DATA PROVIDED
----------------

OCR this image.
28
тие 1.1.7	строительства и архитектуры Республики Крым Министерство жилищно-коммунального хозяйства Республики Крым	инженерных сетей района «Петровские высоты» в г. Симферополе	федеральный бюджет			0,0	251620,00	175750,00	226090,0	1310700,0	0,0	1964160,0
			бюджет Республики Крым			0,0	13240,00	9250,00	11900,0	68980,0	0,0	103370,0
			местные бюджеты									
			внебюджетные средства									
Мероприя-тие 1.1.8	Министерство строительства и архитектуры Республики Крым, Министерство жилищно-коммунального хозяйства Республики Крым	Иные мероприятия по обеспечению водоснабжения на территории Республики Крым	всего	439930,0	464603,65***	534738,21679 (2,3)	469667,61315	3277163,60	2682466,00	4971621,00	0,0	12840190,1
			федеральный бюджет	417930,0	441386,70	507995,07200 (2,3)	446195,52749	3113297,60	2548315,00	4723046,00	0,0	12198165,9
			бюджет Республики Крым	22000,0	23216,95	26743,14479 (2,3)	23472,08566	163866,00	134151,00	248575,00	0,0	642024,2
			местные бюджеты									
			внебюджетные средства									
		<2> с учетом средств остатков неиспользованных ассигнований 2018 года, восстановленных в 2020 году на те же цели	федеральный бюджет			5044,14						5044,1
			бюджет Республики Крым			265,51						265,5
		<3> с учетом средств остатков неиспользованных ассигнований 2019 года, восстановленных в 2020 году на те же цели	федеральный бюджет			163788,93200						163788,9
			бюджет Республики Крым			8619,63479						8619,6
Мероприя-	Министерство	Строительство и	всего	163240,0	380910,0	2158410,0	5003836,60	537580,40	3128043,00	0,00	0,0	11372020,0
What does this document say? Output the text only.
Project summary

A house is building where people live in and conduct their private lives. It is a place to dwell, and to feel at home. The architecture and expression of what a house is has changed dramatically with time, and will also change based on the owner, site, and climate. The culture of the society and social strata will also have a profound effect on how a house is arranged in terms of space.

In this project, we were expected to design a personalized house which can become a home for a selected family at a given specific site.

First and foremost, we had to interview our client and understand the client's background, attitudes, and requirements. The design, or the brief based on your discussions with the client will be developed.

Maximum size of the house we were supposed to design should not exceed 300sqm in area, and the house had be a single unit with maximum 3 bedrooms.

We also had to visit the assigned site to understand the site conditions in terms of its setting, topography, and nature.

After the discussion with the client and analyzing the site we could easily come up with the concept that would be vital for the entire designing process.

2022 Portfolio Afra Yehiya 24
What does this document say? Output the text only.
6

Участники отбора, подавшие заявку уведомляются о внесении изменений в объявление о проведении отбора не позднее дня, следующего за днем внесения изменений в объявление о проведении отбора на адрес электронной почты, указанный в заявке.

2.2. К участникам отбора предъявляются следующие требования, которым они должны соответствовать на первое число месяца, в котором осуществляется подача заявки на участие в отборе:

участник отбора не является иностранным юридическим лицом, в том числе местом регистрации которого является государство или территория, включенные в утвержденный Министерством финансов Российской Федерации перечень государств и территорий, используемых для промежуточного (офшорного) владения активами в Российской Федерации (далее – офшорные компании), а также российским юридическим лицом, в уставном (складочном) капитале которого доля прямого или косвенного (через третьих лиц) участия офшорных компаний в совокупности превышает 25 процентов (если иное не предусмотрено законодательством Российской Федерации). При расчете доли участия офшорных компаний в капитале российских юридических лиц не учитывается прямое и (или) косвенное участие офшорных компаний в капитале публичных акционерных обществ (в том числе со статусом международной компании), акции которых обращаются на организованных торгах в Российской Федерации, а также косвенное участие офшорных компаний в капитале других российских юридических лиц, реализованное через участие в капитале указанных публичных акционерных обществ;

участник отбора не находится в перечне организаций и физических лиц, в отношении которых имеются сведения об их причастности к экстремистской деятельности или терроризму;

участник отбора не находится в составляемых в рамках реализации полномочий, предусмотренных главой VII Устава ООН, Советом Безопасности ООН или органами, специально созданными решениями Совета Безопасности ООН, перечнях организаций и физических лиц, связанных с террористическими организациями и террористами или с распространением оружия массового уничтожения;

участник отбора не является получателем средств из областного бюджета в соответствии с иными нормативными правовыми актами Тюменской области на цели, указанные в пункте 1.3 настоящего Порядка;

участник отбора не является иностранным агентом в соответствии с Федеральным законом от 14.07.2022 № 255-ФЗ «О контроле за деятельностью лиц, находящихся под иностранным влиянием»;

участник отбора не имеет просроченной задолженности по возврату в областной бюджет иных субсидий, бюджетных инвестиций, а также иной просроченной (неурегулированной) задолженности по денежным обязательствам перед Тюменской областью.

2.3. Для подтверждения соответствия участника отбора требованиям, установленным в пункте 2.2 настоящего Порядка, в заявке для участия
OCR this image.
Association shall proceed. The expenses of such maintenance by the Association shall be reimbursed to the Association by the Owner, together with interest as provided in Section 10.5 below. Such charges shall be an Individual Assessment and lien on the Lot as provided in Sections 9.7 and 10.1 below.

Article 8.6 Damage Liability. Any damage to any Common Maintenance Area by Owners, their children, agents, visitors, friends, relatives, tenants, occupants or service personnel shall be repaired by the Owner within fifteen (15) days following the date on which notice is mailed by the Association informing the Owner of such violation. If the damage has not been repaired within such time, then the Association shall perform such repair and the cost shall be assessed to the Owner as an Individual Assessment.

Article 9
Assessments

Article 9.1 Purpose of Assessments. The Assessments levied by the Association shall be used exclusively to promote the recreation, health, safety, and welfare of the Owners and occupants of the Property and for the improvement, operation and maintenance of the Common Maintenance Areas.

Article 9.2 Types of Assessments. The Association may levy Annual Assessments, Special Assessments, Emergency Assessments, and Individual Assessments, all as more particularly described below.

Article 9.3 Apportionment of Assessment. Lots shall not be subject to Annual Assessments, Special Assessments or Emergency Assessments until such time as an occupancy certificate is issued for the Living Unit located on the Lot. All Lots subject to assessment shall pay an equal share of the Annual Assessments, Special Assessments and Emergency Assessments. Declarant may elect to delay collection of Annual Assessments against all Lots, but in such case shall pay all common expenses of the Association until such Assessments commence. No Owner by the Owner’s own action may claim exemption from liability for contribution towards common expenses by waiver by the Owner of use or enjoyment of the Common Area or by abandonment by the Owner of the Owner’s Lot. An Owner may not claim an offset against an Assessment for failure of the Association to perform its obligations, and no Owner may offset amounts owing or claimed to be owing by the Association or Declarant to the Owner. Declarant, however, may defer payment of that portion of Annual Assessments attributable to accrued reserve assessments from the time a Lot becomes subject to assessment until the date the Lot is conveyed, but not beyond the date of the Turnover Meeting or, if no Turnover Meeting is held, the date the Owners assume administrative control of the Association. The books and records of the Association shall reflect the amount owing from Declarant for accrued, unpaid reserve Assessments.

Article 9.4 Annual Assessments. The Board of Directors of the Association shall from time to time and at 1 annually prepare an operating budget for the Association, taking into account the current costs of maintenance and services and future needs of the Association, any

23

----------------

WRITTEN INSTRUCTION
Print the entries exactly. Include every one.

SOLUTION TO THIS TASK
OCR this image.
28
тие 1.1.7	строительства и архитектуры Республики Крым Министерство жилищно-коммунального хозяйства Республики Крым	инженерных сетей района «Петровские высоты» в г. Симферополе	федеральный бюджет			0,0	251620,00	175750,00	226090,0	1310700,0	0,0	1964160,0
			бюджет Республики Крым			0,0	13240,00	9250,00	11900,0	68980,0	0,0	103370,0
			местные бюджеты									
			внебюджетные средства									
Мероприя-тие 1.1.8	Министерство строительства и архитектуры Республики Крым, Министерство жилищно-коммунального хозяйства Республики Крым	Иные мероприятия по обеспечению водоснабжения на территории Республики Крым	всего	439930,0	464603,65***	534738,21679 (2,3)	469667,61315	3277163,60	2682466,00	4971621,00	0,0	12840190,1
			федеральный бюджет	417930,0	441386,70	507995,07200 (2,3)	446195,52749	3113297,60	2548315,00	4723046,00	0,0	12198165,9
			бюджет Республики Крым	22000,0	23216,95	26743,14479 (2,3)	23472,08566	163866,00	134151,00	248575,00	0,0	642024,2
			местные бюджеты									
			внебюджетные средства									
		<2> с учетом средств остатков неиспользованных ассигнований 2018 года, восстановленных в 2020 году на те же цели	федеральный бюджет			5044,14						5044,1
			бюджет Республики Крым			265,51						265,5
		<3> с учетом средств остатков неиспользованных ассигнований 2019 года, восстановленных в 2020 году на те же цели	федеральный бюджет			163788,93200						163788,9
			бюджет Республики Крым			8619,63479						8619,6
Мероприя-	Министерство	Строительство и	всего	163240,0	380910,0	2158410,0	5003836,60	537580,40	3128043,00	0,00	0,0	11372020,0
What does this document say? Output the text only.
Project summary

A house is building where people live in and conduct their private lives. It is a place to dwell, and to feel at home. The architecture and expression of what a house is has changed dramatically with time, and will also change based on the owner, site, and climate. The culture of the society and social strata will also have a profound effect on how a house is arranged in terms of space.

In this project, we were expected to design a personalized house which can become a home for a selected family at a given specific site.

First and foremost, we had to interview our client and understand the client's background, attitudes, and requirements. The design, or the brief based on your discussions with the client will be developed.

Maximum size of the house we were supposed to design should not exceed 300sqm in area, and the house had be a single unit with maximum 3 bedrooms.

We also had to visit the assigned site to understand the site conditions in terms of its setting, topography, and nature.

After the discussion with the client and analyzing the site we could easily come up with the concept that would be vital for the entire designing process.

2022 Portfolio Afra Yehiya 24
What does this document say? Output the text only.
6

Участники отбора, подавшие заявку уведомляются о внесении изменений в объявление о проведении отбора не позднее дня, следующего за днем внесения изменений в объявление о проведении отбора на адрес электронной почты, указанный в заявке.

2.2. К участникам отбора предъявляются следующие требования, которым они должны соответствовать на первое число месяца, в котором осуществляется подача заявки на участие в отборе:

участник отбора не является иностранным юридическим лицом, в том числе местом регистрации которого является государство или территория, включенные в утвержденный Министерством финансов Российской Федерации перечень государств и территорий, используемых для промежуточного (офшорного) владения активами в Российской Федерации (далее – офшорные компании), а также российским юридическим лицом, в уставном (складочном) капитале которого доля прямого или косвенного (через третьих лиц) участия офшорных компаний в совокупности превышает 25 процентов (если иное не предусмотрено законодательством Российской Федерации). При расчете доли участия офшорных компаний в капитале российских юридических лиц не учитывается прямое и (или) косвенное участие офшорных компаний в капитале публичных акционерных обществ (в том числе со статусом международной компании), акции которых обращаются на организованных торгах в Российской Федерации, а также косвенное участие офшорных компаний в капитале других российских юридических лиц, реализованное через участие в капитале указанных публичных акционерных обществ;

участник отбора не находится в перечне организаций и физических лиц, в отношении которых имеются сведения об их причастности к экстремистской деятельности или терроризму;

участник отбора не находится в составляемых в рамках реализации полномочий, предусмотренных главой VII Устава ООН, Советом Безопасности ООН или органами, специально созданными решениями Совета Безопасности ООН, перечнях организаций и физических лиц, связанных с террористическими организациями и террористами или с распространением оружия массового уничтожения;

участник отбора не является получателем средств из областного бюджета в соответствии с иными нормативными правовыми актами Тюменской области на цели, указанные в пункте 1.3 настоящего Порядка;

участник отбора не является иностранным агентом в соответствии с Федеральным законом от 14.07.2022 № 255-ФЗ «О контроле за деятельностью лиц, находящихся под иностранным влиянием»;

участник отбора не имеет просроченной задолженности по возврату в областной бюджет иных субсидий, бюджетных инвестиций, а также иной просроченной (неурегулированной) задолженности по денежным обязательствам перед Тюменской областью.

2.3. Для подтверждения соответствия участника отбора требованиям, установленным в пункте 2.2 настоящего Порядка, в заявке для участия
OCR this image.
Association shall proceed. The expenses of such maintenance by the Association shall be reimbursed to the Association by the Owner, together with interest as provided in Section 10.5 below. Such charges shall be an Individual Assessment and lien on the Lot as provided in Sections 9.7 and 10.1 below.

Article 8.6 Damage Liability. Any damage to any Common Maintenance Area by Owners, their children, agents, visitors, friends, relatives, tenants, occupants or service personnel shall be repaired by the Owner within fifteen (15) days following the date on which notice is mailed by the Association informing the Owner of such violation. If the damage has not been repaired within such time, then the Association shall perform such repair and the cost shall be assessed to the Owner as an Individual Assessment.

Article 9
Assessments

Article 9.1 Purpose of Assessments. The Assessments levied by the Association shall be used exclusively to promote the recreation, health, safety, and welfare of the Owners and occupants of the Property and for the improvement, operation and maintenance of the Common Maintenance Areas.

Article 9.2 Types of Assessments. The Association may levy Annual Assessments, Special Assessments, Emergency Assessments, and Individual Assessments, all as more particularly described below.

Article 9.3 Apportionment of Assessment. Lots shall not be subject to Annual Assessments, Special Assessments or Emergency Assessments until such time as an occupancy certificate is issued for the Living Unit located on the Lot. All Lots subject to assessment shall pay an equal share of the Annual Assessments, Special Assessments and Emergency Assessments. Declarant may elect to delay collection of Annual Assessments against all Lots, but in such case shall pay all common expenses of the Association until such Assessments commence. No Owner by the Owner’s own action may claim exemption from liability for contribution towards common expenses by waiver by the Owner of use or enjoyment of the Common Area or by abandonment by the Owner of the Owner’s Lot. An Owner may not claim an offset against an Assessment for failure of the Association to perform its obligations, and no Owner may offset amounts owing or claimed to be owing by the Association or Declarant to the Owner. Declarant, however, may defer payment of that portion of Annual Assessments attributable to accrued reserve assessments from the time a Lot becomes subject to assessment until the date the Lot is conveyed, but not beyond the date of the Turnover Meeting or, if no Turnover Meeting is held, the date the Owners assume administrative control of the Association. The books and records of the Association shall reflect the amount owing from Declarant for accrued, unpaid reserve Assessments.

Article 9.4 Annual Assessments. The Board of Directors of the Association shall from time to time and at 1 annually prepare an operating budget for the Association, taking into account the current costs of maintenance and services and future needs of the Association, any

23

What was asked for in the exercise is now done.